- **What is expected**:
Collect all the lines that mention the word "размеры".

- **Data listing**:
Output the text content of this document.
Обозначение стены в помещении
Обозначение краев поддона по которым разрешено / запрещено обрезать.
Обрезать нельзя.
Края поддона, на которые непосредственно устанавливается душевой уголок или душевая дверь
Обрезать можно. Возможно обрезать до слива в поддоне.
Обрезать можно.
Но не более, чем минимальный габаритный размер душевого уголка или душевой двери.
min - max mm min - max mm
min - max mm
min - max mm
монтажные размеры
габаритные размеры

==

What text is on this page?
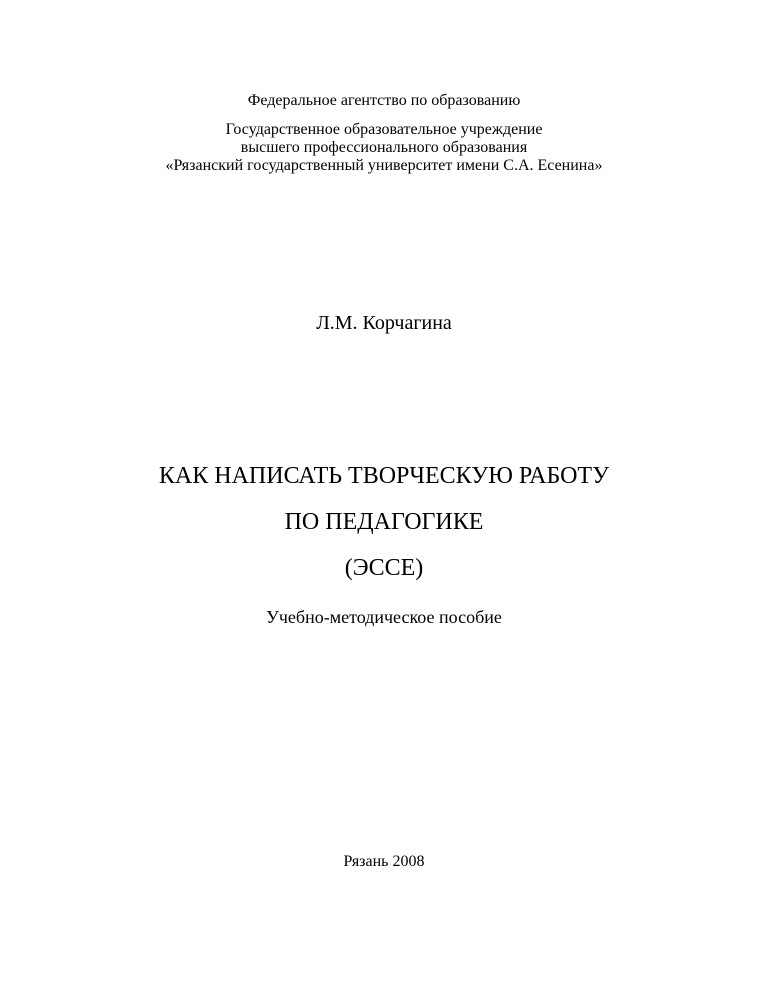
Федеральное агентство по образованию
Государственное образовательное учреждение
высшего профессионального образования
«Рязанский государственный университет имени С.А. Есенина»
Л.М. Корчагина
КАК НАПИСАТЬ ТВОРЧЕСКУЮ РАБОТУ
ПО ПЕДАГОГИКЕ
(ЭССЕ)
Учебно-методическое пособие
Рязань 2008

...

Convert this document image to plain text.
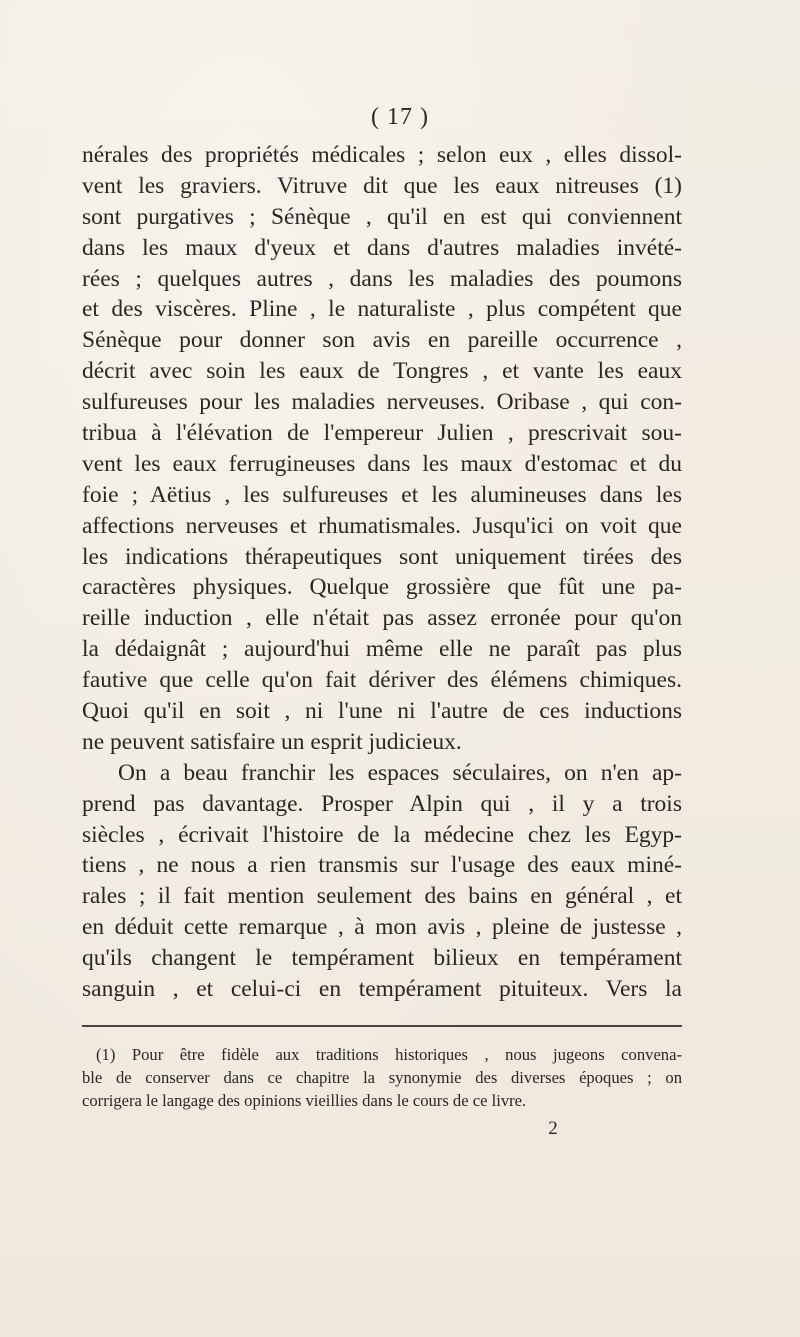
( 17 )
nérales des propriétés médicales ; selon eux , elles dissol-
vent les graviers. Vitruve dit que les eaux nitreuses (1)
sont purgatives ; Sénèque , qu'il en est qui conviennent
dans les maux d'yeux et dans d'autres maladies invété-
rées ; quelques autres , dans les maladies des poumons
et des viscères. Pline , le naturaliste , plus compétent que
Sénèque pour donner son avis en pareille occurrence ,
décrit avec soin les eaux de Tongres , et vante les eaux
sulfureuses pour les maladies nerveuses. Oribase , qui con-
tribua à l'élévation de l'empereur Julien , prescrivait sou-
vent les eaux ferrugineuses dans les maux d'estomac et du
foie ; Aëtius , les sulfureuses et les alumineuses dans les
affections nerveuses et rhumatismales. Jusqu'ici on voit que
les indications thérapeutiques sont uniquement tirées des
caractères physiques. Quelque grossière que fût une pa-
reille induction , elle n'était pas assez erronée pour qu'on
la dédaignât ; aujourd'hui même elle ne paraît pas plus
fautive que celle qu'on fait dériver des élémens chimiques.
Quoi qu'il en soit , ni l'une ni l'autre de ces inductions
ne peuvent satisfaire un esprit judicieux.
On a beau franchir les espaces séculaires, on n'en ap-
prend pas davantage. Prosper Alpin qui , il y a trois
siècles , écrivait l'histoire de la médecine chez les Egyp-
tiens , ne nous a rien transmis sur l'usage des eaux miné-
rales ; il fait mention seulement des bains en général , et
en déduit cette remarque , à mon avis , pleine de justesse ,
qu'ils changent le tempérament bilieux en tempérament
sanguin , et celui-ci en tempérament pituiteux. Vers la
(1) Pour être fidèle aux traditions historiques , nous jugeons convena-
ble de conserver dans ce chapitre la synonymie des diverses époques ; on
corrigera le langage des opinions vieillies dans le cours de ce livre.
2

- **Task result**:
монтажные размеры
габаритные размеры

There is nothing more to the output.